■ Requirement
Look through the data below. Collect every line where the word "delay" occurs.

(Excerpts from a figure dataset)
------------------------------------------------
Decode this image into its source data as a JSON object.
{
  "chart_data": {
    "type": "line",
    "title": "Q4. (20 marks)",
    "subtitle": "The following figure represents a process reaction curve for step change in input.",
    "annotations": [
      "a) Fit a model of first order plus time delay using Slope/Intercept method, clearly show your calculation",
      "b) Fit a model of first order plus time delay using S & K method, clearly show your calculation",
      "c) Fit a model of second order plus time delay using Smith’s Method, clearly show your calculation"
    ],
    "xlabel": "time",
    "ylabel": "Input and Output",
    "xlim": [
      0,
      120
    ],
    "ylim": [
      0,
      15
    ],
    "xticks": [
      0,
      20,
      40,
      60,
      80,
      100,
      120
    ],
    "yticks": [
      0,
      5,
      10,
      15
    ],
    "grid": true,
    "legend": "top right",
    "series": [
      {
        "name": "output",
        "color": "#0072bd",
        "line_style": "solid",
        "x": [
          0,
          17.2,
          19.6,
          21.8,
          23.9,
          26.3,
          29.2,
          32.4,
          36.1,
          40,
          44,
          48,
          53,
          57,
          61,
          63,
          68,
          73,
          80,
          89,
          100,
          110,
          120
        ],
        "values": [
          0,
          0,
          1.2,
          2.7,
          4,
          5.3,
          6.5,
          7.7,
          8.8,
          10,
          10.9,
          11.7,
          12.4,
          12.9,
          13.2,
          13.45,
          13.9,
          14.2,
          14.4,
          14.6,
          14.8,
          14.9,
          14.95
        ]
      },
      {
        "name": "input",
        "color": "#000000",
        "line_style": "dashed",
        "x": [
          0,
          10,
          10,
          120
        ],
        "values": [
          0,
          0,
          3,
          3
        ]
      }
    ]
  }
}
------------------------------------------------
■ Answer to this problem
      "a) Fit a model of first order plus time delay using Slope/Intercept method, clearly show your calculation",
      "b) Fit a model of first order plus time delay using S & K method, clearly show your calculation",
      "c) Fit a model of second order plus time delay using Smith’s Method, clearly show your calculation"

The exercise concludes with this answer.